— DIRECTIONS —
In how many lines does the string "конфигурация" appear? Answer with the number only.

— RECORDS PROVIDED —
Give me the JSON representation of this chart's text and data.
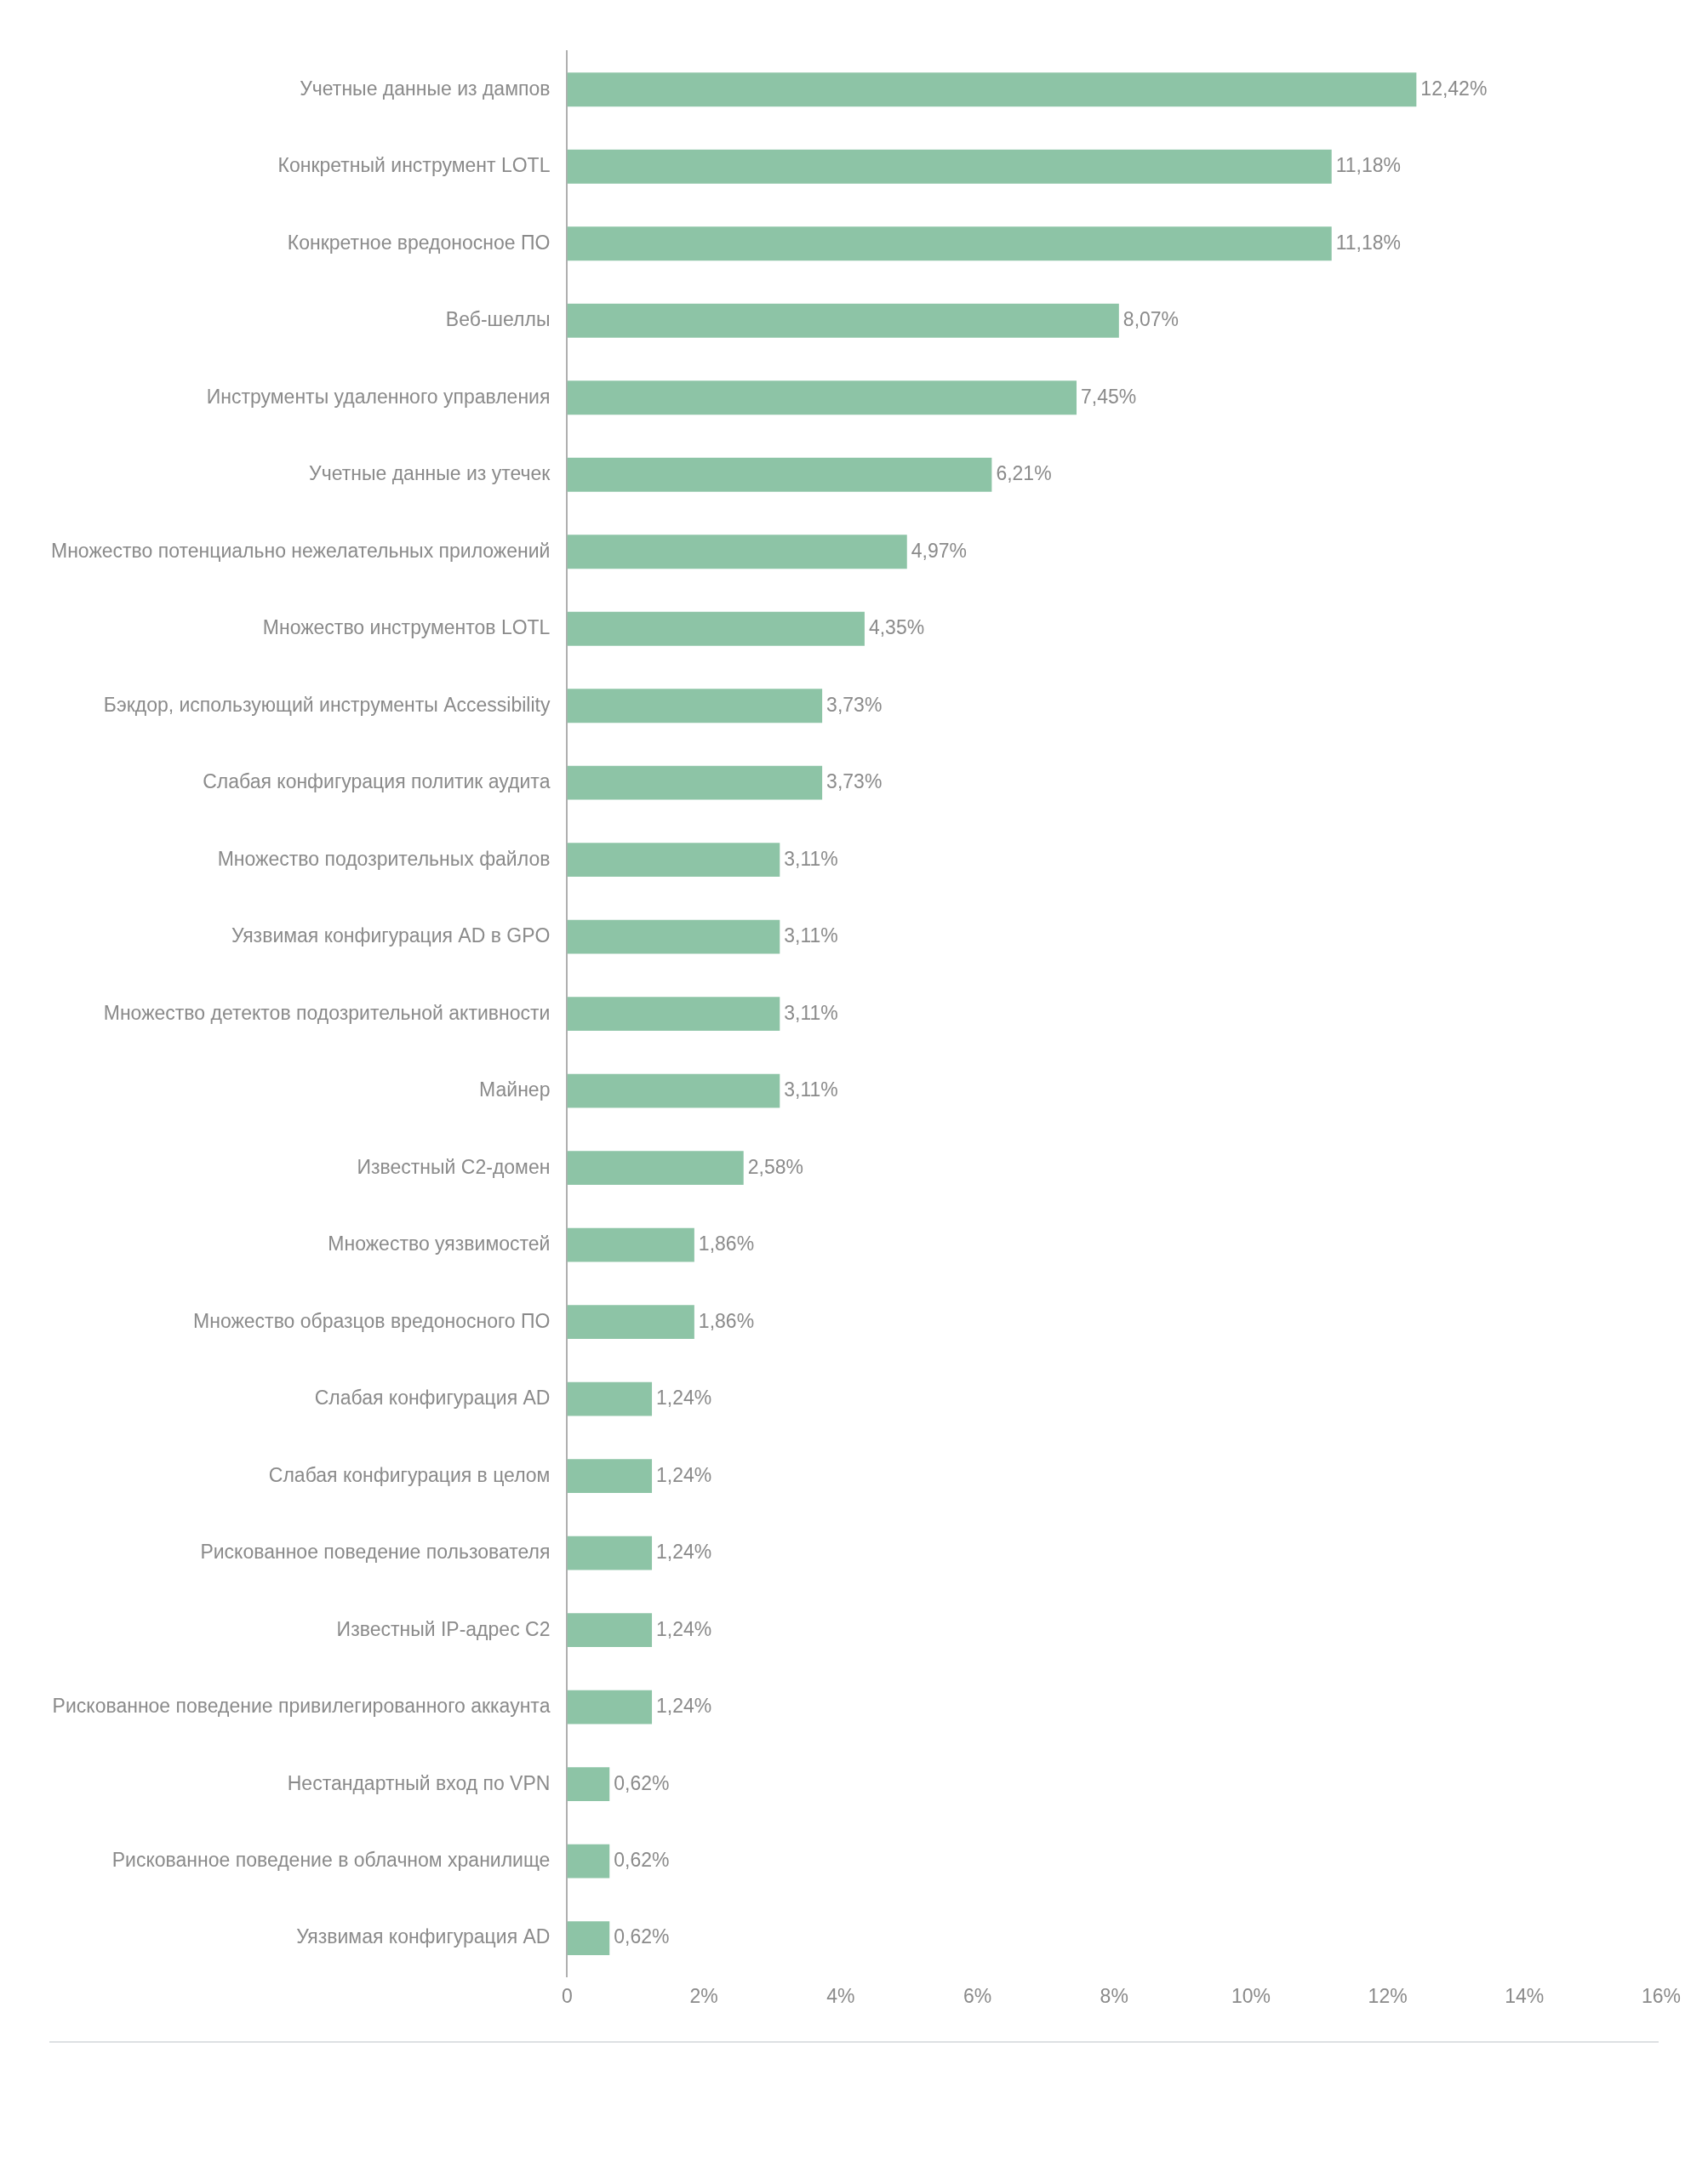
{
  "chart_data": {
    "type": "bar",
    "orientation": "horizontal",
    "categories": [
      "Учетные данные из дампов",
      "Конкретный инструмент LOTL",
      "Конкретное вредоносное ПО",
      "Веб-шеллы",
      "Инструменты удаленного управления",
      "Учетные данные из утечек",
      "Множество потенциально нежелательных приложений",
      "Множество инструментов LOTL",
      "Бэкдор, использующий инструменты Accessibility",
      "Слабая конфигурация политик аудита",
      "Множество подозрительных файлов",
      "Уязвимая конфигурация AD в GPO",
      "Множество детектов подозрительной активности",
      "Майнер",
      "Известный C2-домен",
      "Множество уязвимостей",
      "Множество образцов вредоносного ПО",
      "Слабая конфигурация AD",
      "Слабая конфигурация в целом",
      "Рискованное поведение пользователя",
      "Известный IP-адрес C2",
      "Рискованное поведение привилегированного аккаунта",
      "Нестандартный вход по VPN",
      "Рискованное поведение в облачном хранилище",
      "Уязвимая конфигурация AD"
    ],
    "values": [
      12.42,
      11.18,
      11.18,
      8.07,
      7.45,
      6.21,
      4.97,
      4.35,
      3.73,
      3.73,
      3.11,
      3.11,
      3.11,
      3.11,
      2.58,
      1.86,
      1.86,
      1.24,
      1.24,
      1.24,
      1.24,
      1.24,
      0.62,
      0.62,
      0.62
    ],
    "value_labels": [
      "12,42%",
      "11,18%",
      "11,18%",
      "8,07%",
      "7,45%",
      "6,21%",
      "4,97%",
      "4,35%",
      "3,73%",
      "3,73%",
      "3,11%",
      "3,11%",
      "3,11%",
      "3,11%",
      "2,58%",
      "1,86%",
      "1,86%",
      "1,24%",
      "1,24%",
      "1,24%",
      "1,24%",
      "1,24%",
      "0,62%",
      "0,62%",
      "0,62%"
    ],
    "color": "#8dc4a6",
    "xlim": [
      0,
      16
    ],
    "xticks": [
      0,
      {
        "value": 2,
        "label": "2%"
      },
      {
        "value": 4,
        "label": "4%"
      },
      {
        "value": 6,
        "label": "6%"
      },
      {
        "value": 8,
        "label": "8%"
      },
      {
        "value": 10,
        "label": "10%"
      },
      {
        "value": 12,
        "label": "12%"
      },
      {
        "value": 14,
        "label": "14%"
      },
      {
        "value": 16,
        "label": "16%"
      }
    ],
    "grid": false,
    "legend": false
  }
}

— FULL OUTPUT —
5